Source records:
%%

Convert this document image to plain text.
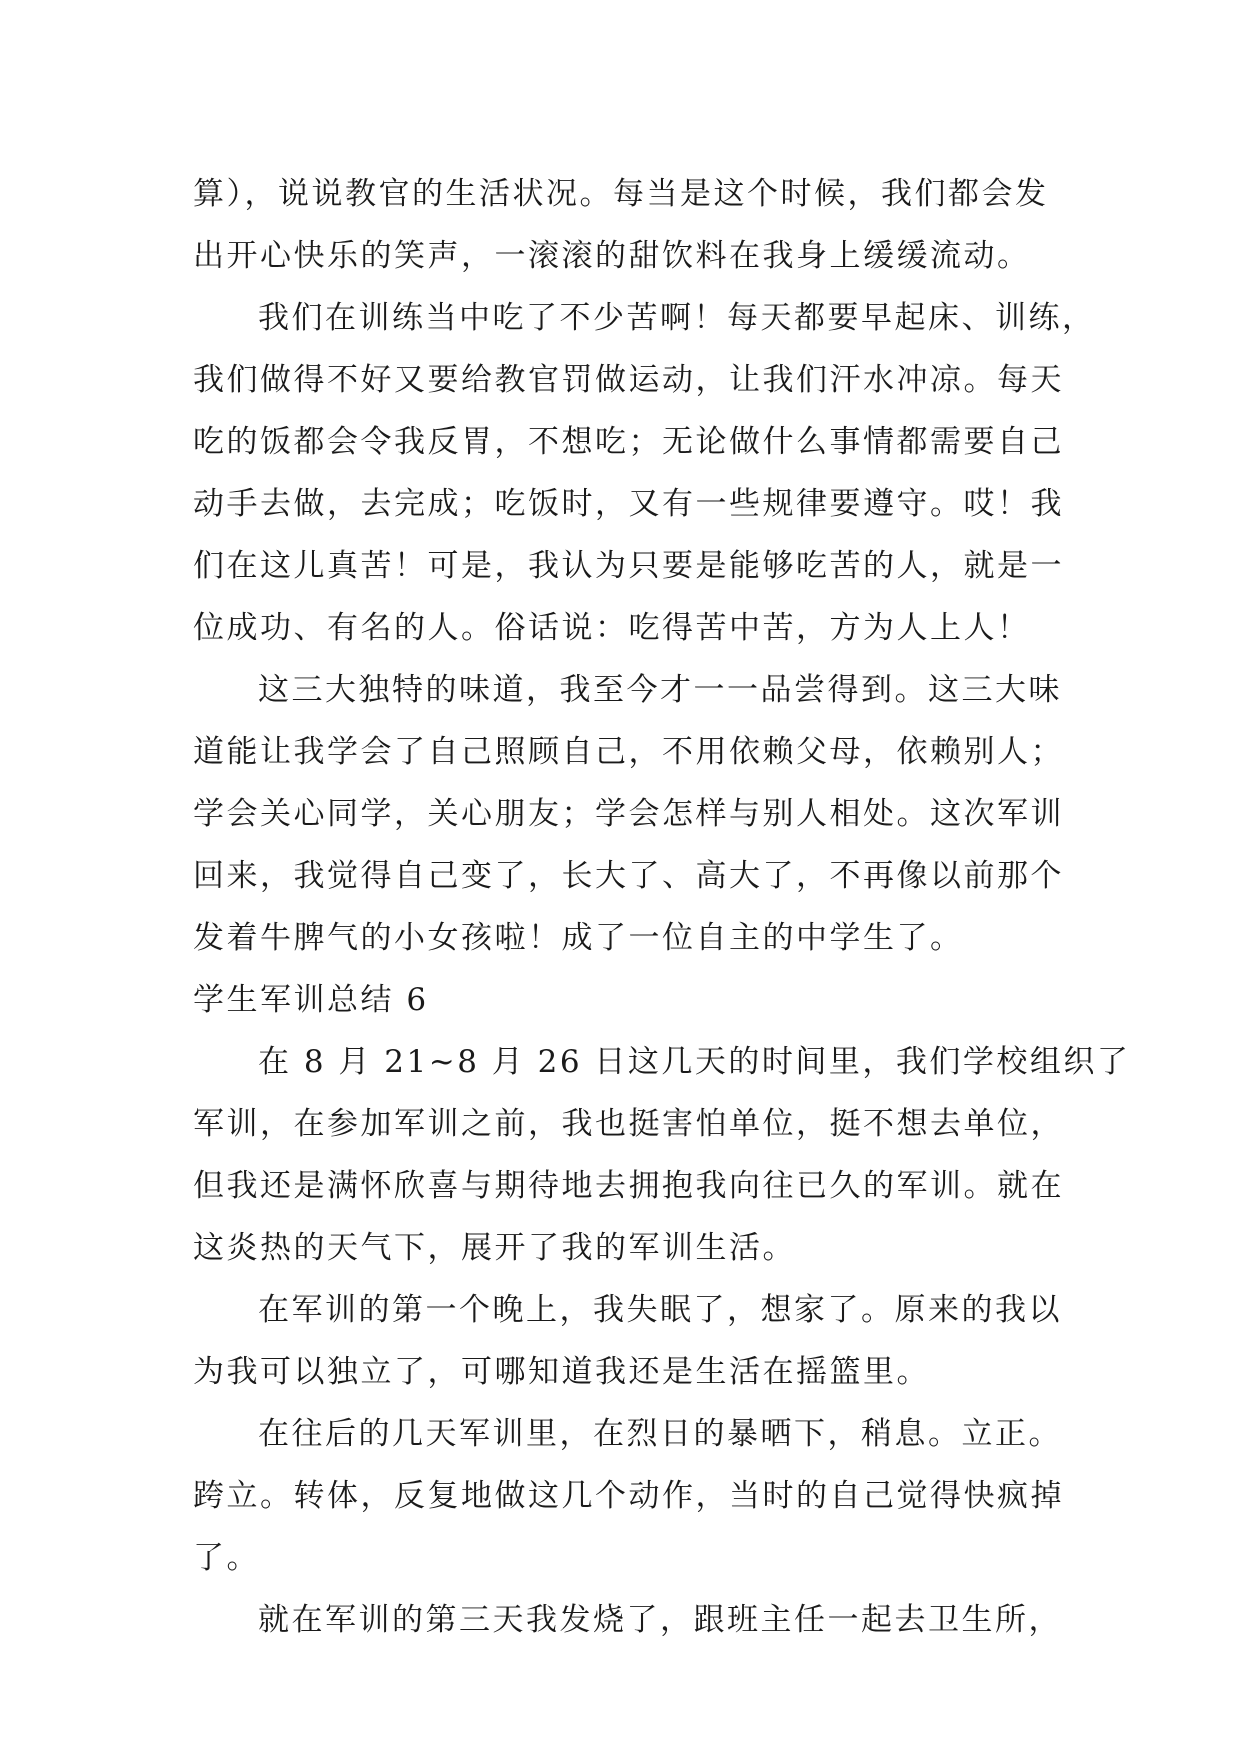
算），说说教官的生活状况。每当是这个时候，我们都会发
出开心快乐的笑声，一滚滚的甜饮料在我身上缓缓流动。
我们在训练当中吃了不少苦啊！每天都要早起床、训练，
我们做得不好又要给教官罚做运动，让我们汗水冲凉。每天
吃的饭都会令我反胃，不想吃；无论做什么事情都需要自己
动手去做，去完成；吃饭时，又有一些规律要遵守。哎！我
们在这儿真苦！可是，我认为只要是能够吃苦的人，就是一
位成功、有名的人。俗话说：吃得苦中苦，方为人上人！
这三大独特的味道，我至今才一一品尝得到。这三大味
道能让我学会了自己照顾自己，不用依赖父母，依赖别人；
学会关心同学，关心朋友；学会怎样与别人相处。这次军训
回来，我觉得自己变了，长大了、高大了，不再像以前那个
发着牛脾气的小女孩啦！成了一位自主的中学生了。
学生军训总结 6
在 8 月 21~8 月 26 日这几天的时间里，我们学校组织了
军训，在参加军训之前，我也挺害怕单位，挺不想去单位，
但我还是满怀欣喜与期待地去拥抱我向往已久的军训。就在
这炎热的天气下，展开了我的军训生活。
在军训的第一个晚上，我失眠了，想家了。原来的我以
为我可以独立了，可哪知道我还是生活在摇篮里。
在往后的几天军训里，在烈日的暴晒下，稍息。立正。
跨立。转体，反复地做这几个动作，当时的自己觉得快疯掉
了。
就在军训的第三天我发烧了，跟班主任一起去卫生所，
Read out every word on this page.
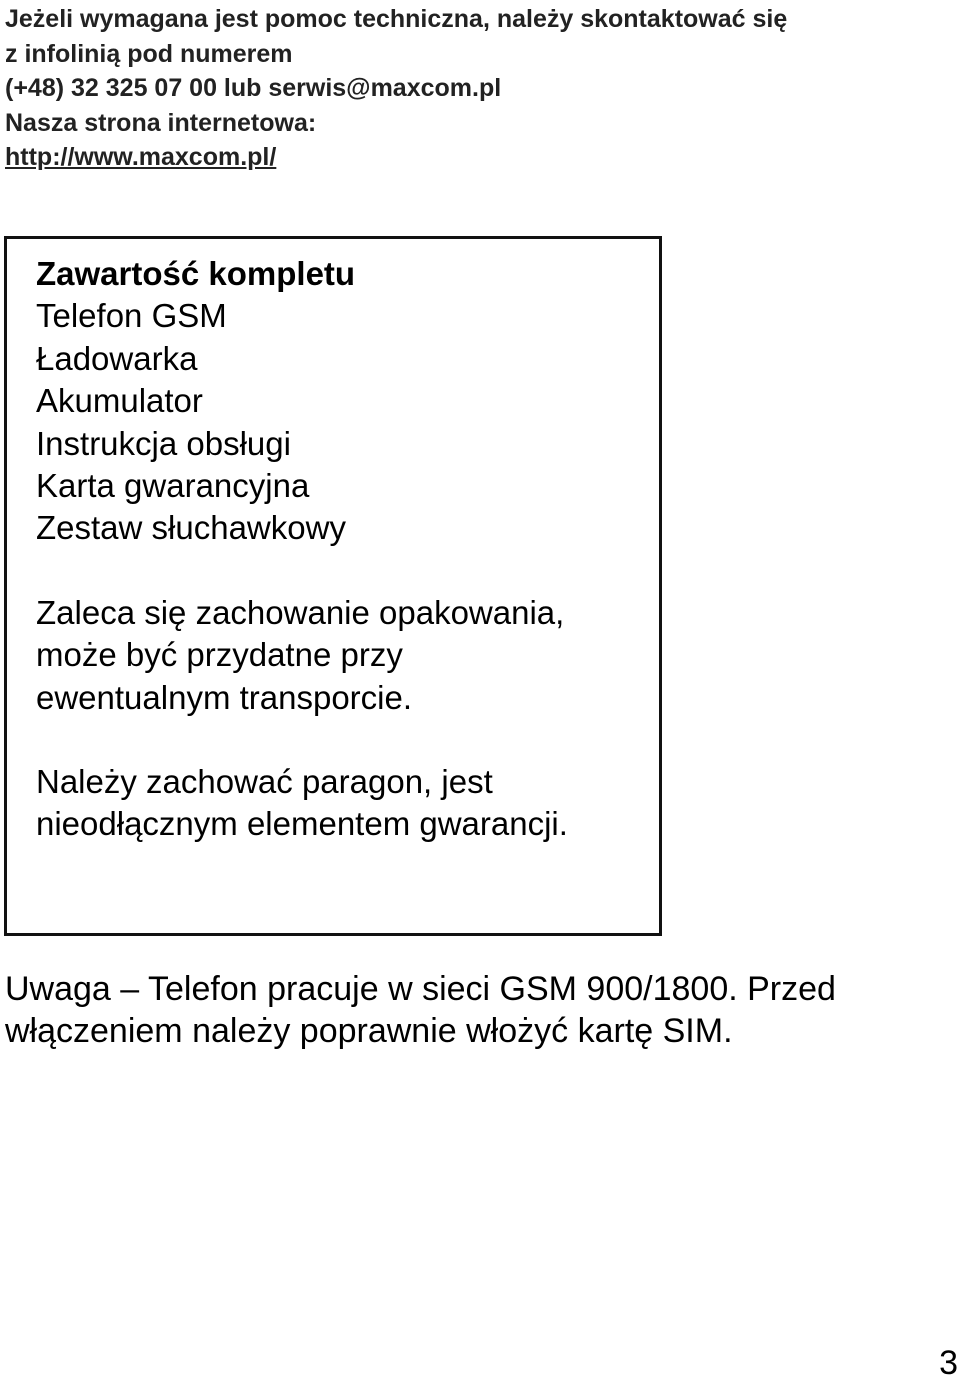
Jeżeli wymagana jest pomoc techniczna, należy skontaktować się
z infolinią pod numerem
(+48) 32 325 07 00 lub serwis@maxcom.pl
Nasza strona internetowa:
http://www.maxcom.pl/
Zawartość kompletu
Telefon GSM
Ładowarka
Akumulator
Instrukcja obsługi
Karta gwarancyjna
Zestaw słuchawkowy
Zaleca się zachowanie opakowania,
może być przydatne przy
ewentualnym transporcie.
Należy zachować paragon, jest
nieodłącznym elementem gwarancji.
Uwaga – Telefon pracuje w sieci GSM 900/1800. Przed
włączeniem należy poprawnie włożyć kartę SIM.
3
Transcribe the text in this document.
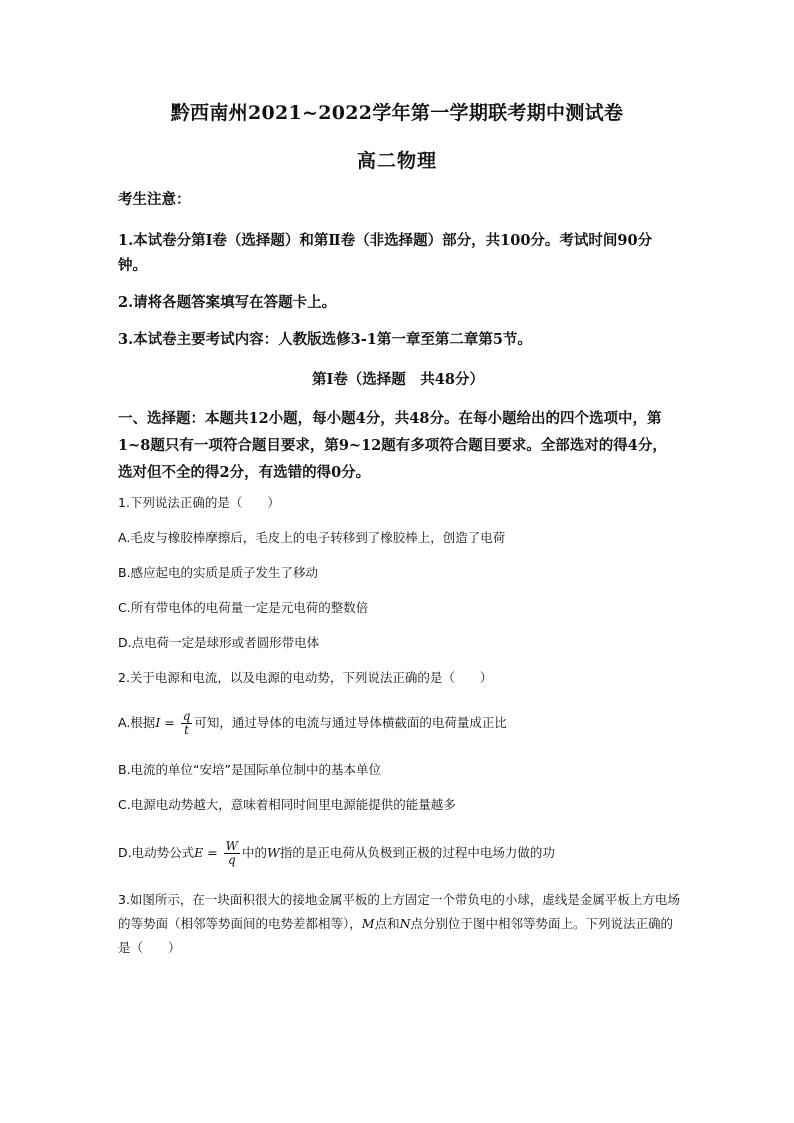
黔西南州2021~2022学年第一学期联考期中测试卷
高二物理
考生注意：
1.本试卷分第Ⅰ卷（选择题）和第Ⅱ卷（非选择题）部分，共100分。考试时间90分钟。
2.请将各题答案填写在答题卡上。
3.本试卷主要考试内容：人教版选修3-1第一章至第二章第5节。
第Ⅰ卷（选择题　共48分）
一、选择题：本题共12小题，每小题4分，共48分。在每小题给出的四个选项中，第1~8题只有一项符合题目要求，第9~12题有多项符合题目要求。全部选对的得4分，选对但不全的得2分，有选错的得0分。
1.下列说法正确的是（　　）
A.毛皮与橡胶棒摩擦后，毛皮上的电子转移到了橡胶棒上，创造了电荷
B.感应起电的实质是质子发生了移动
C.所有带电体的电荷量一定是元电荷的整数倍
D.点电荷一定是球形或者圆形带电体
2.关于电源和电流，以及电源的电动势，下列说法正确的是（　　）
A.根据$I = \frac{q}{t}$ 可知，通过导体的电流与通过导体横截面的电荷量成正比
B.电流的单位“安培”是国际单位制中的基本单位
C.电源电动势越大，意味着相同时间里电源能提供的能量越多
D.电动势公式$E = \frac{W}{q}$ 中的W指的是正电荷从负极到正极的过程中电场力做的功
3.如图所示，在一块面积很大的接地金属平板的上方固定一个带负电的小球，虚线是金属平板上方电场的等势面（相邻等势面间的电势差都相等），M点和N点分别位于图中相邻等势面上。下列说法正确的是（　　）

%%

Given instruction: Take the data above and repeat it exactly, leaving each picture out.

Written response:
Convert this document image to plain text.
算），说说教官的生活状况。每当是这个时候，我们都会发
出开心快乐的笑声，一滚滚的甜饮料在我身上缓缓流动。
我们在训练当中吃了不少苦啊！每天都要早起床、训练，
我们做得不好又要给教官罚做运动，让我们汗水冲凉。每天
吃的饭都会令我反胃，不想吃；无论做什么事情都需要自己
动手去做，去完成；吃饭时，又有一些规律要遵守。哎！我
们在这儿真苦！可是，我认为只要是能够吃苦的人，就是一
位成功、有名的人。俗话说：吃得苦中苦，方为人上人！
这三大独特的味道，我至今才一一品尝得到。这三大味
道能让我学会了自己照顾自己，不用依赖父母，依赖别人；
学会关心同学，关心朋友；学会怎样与别人相处。这次军训
回来，我觉得自己变了，长大了、高大了，不再像以前那个
发着牛脾气的小女孩啦！成了一位自主的中学生了。
学生军训总结 6
在 8 月 21~8 月 26 日这几天的时间里，我们学校组织了
军训，在参加军训之前，我也挺害怕单位，挺不想去单位，
但我还是满怀欣喜与期待地去拥抱我向往已久的军训。就在
这炎热的天气下，展开了我的军训生活。
在军训的第一个晚上，我失眠了，想家了。原来的我以
为我可以独立了，可哪知道我还是生活在摇篮里。
在往后的几天军训里，在烈日的暴晒下，稍息。立正。
跨立。转体，反复地做这几个动作，当时的自己觉得快疯掉
了。
就在军训的第三天我发烧了，跟班主任一起去卫生所，
Read out every word on this page.
Jeżeli wymagana jest pomoc techniczna, należy skontaktować się
z infolinią pod numerem
(+48) 32 325 07 00 lub serwis@maxcom.pl
Nasza strona internetowa:
http://www.maxcom.pl/
Zawartość kompletu
Telefon GSM
Ładowarka
Akumulator
Instrukcja obsługi
Karta gwarancyjna
Zestaw słuchawkowy
Zaleca się zachowanie opakowania,
może być przydatne przy
ewentualnym transporcie.
Należy zachować paragon, jest
nieodłącznym elementem gwarancji.
Uwaga – Telefon pracuje w sieci GSM 900/1800. Przed
włączeniem należy poprawnie włożyć kartę SIM.
3
Transcribe the text in this document.
黔西南州2021~2022学年第一学期联考期中测试卷
高二物理
考生注意：
1.本试卷分第Ⅰ卷（选择题）和第Ⅱ卷（非选择题）部分，共100分。考试时间90分钟。
2.请将各题答案填写在答题卡上。
3.本试卷主要考试内容：人教版选修3-1第一章至第二章第5节。
第Ⅰ卷（选择题　共48分）
一、选择题：本题共12小题，每小题4分，共48分。在每小题给出的四个选项中，第1~8题只有一项符合题目要求，第9~12题有多项符合题目要求。全部选对的得4分，选对但不全的得2分，有选错的得0分。
1.下列说法正确的是（　　）
A.毛皮与橡胶棒摩擦后，毛皮上的电子转移到了橡胶棒上，创造了电荷
B.感应起电的实质是质子发生了移动
C.所有带电体的电荷量一定是元电荷的整数倍
D.点电荷一定是球形或者圆形带电体
2.关于电源和电流，以及电源的电动势，下列说法正确的是（　　）
A.根据$I = \frac{q}{t}$ 可知，通过导体的电流与通过导体横截面的电荷量成正比
B.电流的单位“安培”是国际单位制中的基本单位
C.电源电动势越大，意味着相同时间里电源能提供的能量越多
D.电动势公式$E = \frac{W}{q}$ 中的W指的是正电荷从负极到正极的过程中电场力做的功
3.如图所示，在一块面积很大的接地金属平板的上方固定一个带负电的小球，虚线是金属平板上方电场的等势面（相邻等势面间的电势差都相等），M点和N点分别位于图中相邻等势面上。下列说法正确的是（　　）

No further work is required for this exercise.